§ Exercise details: Transcribe everything in the data word for word. Pictures are left out.

BEGIN Records for this exercise

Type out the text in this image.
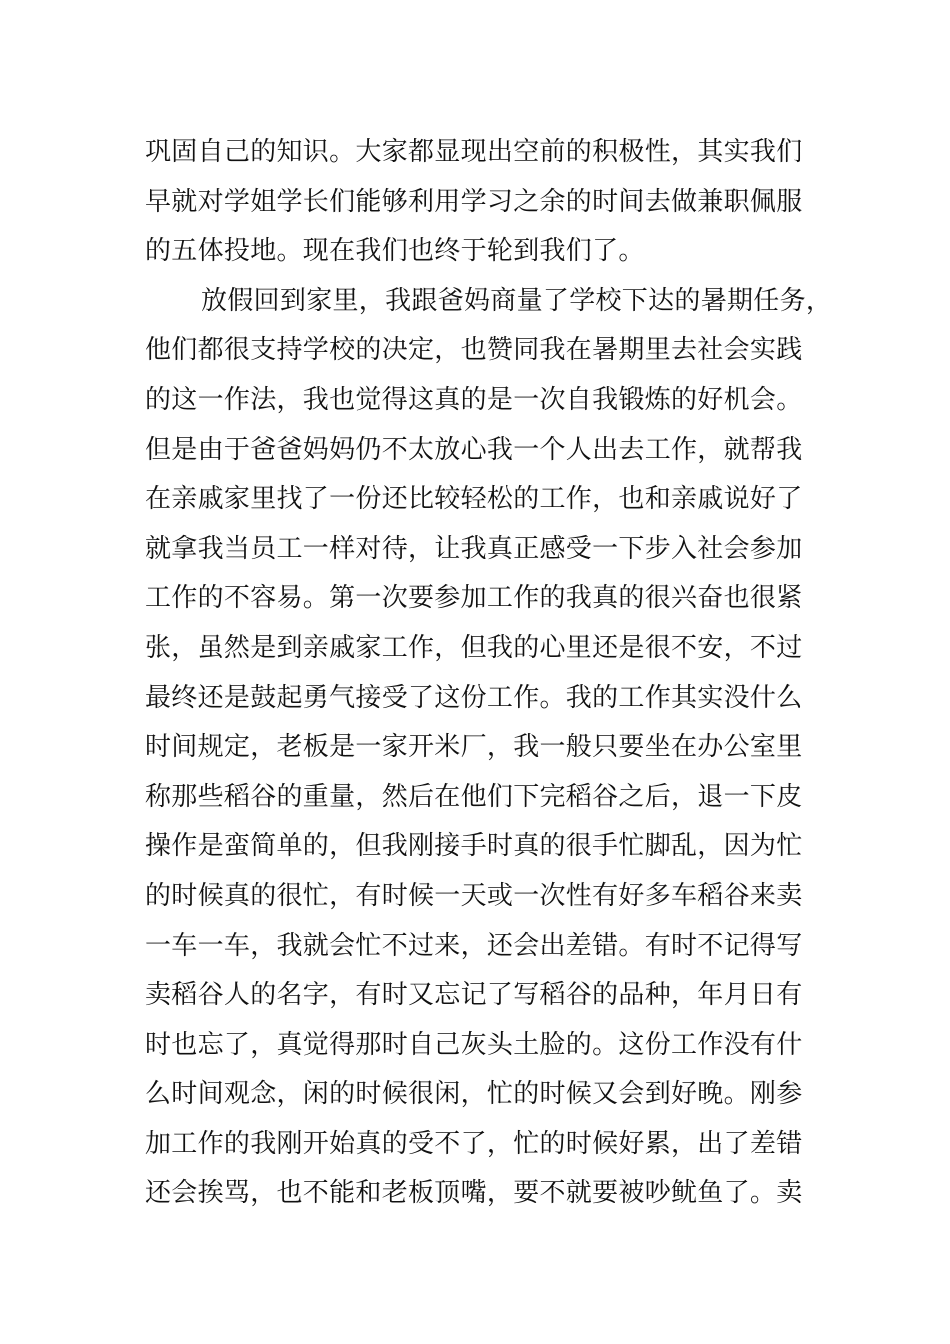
巩固自己的知识。大家都显现出空前的积极性，其实我们
早就对学姐学长们能够利用学习之余的时间去做兼职佩服
的五体投地。现在我们也终于轮到我们了。
放假回到家里，我跟爸妈商量了学校下达的暑期任务，
他们都很支持学校的决定，也赞同我在暑期里去社会实践
的这一作法，我也觉得这真的是一次自我锻炼的好机会。
但是由于爸爸妈妈仍不太放心我一个人出去工作，就帮我
在亲戚家里找了一份还比较轻松的工作，也和亲戚说好了
就拿我当员工一样对待，让我真正感受一下步入社会参加
工作的不容易。第一次要参加工作的我真的很兴奋也很紧
张，虽然是到亲戚家工作，但我的心里还是很不安，不过
最终还是鼓起勇气接受了这份工作。我的工作其实没什么
时间规定，老板是一家开米厂，我一般只要坐在办公室里
称那些稻谷的重量，然后在他们下完稻谷之后，退一下皮
操作是蛮简单的，但我刚接手时真的很手忙脚乱，因为忙
的时候真的很忙，有时候一天或一次性有好多车稻谷来卖
一车一车，我就会忙不过来，还会出差错。有时不记得写
卖稻谷人的名字，有时又忘记了写稻谷的品种，年月日有
时也忘了，真觉得那时自己灰头土脸的。这份工作没有什
么时间观念，闲的时候很闲，忙的时候又会到好晚。刚参
加工作的我刚开始真的受不了，忙的时候好累，出了差错
还会挨骂，也不能和老板顶嘴，要不就要被吵鱿鱼了。卖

END Records for this exercise

§ Exercise result:
Type out the text in this image.
巩固自己的知识。大家都显现出空前的积极性，其实我们
早就对学姐学长们能够利用学习之余的时间去做兼职佩服
的五体投地。现在我们也终于轮到我们了。
放假回到家里，我跟爸妈商量了学校下达的暑期任务，
他们都很支持学校的决定，也赞同我在暑期里去社会实践
的这一作法，我也觉得这真的是一次自我锻炼的好机会。
但是由于爸爸妈妈仍不太放心我一个人出去工作，就帮我
在亲戚家里找了一份还比较轻松的工作，也和亲戚说好了
就拿我当员工一样对待，让我真正感受一下步入社会参加
工作的不容易。第一次要参加工作的我真的很兴奋也很紧
张，虽然是到亲戚家工作，但我的心里还是很不安，不过
最终还是鼓起勇气接受了这份工作。我的工作其实没什么
时间规定，老板是一家开米厂，我一般只要坐在办公室里
称那些稻谷的重量，然后在他们下完稻谷之后，退一下皮
操作是蛮简单的，但我刚接手时真的很手忙脚乱，因为忙
的时候真的很忙，有时候一天或一次性有好多车稻谷来卖
一车一车，我就会忙不过来，还会出差错。有时不记得写
卖稻谷人的名字，有时又忘记了写稻谷的品种，年月日有
时也忘了，真觉得那时自己灰头土脸的。这份工作没有什
么时间观念，闲的时候很闲，忙的时候又会到好晚。刚参
加工作的我刚开始真的受不了，忙的时候好累，出了差错
还会挨骂，也不能和老板顶嘴，要不就要被吵鱿鱼了。卖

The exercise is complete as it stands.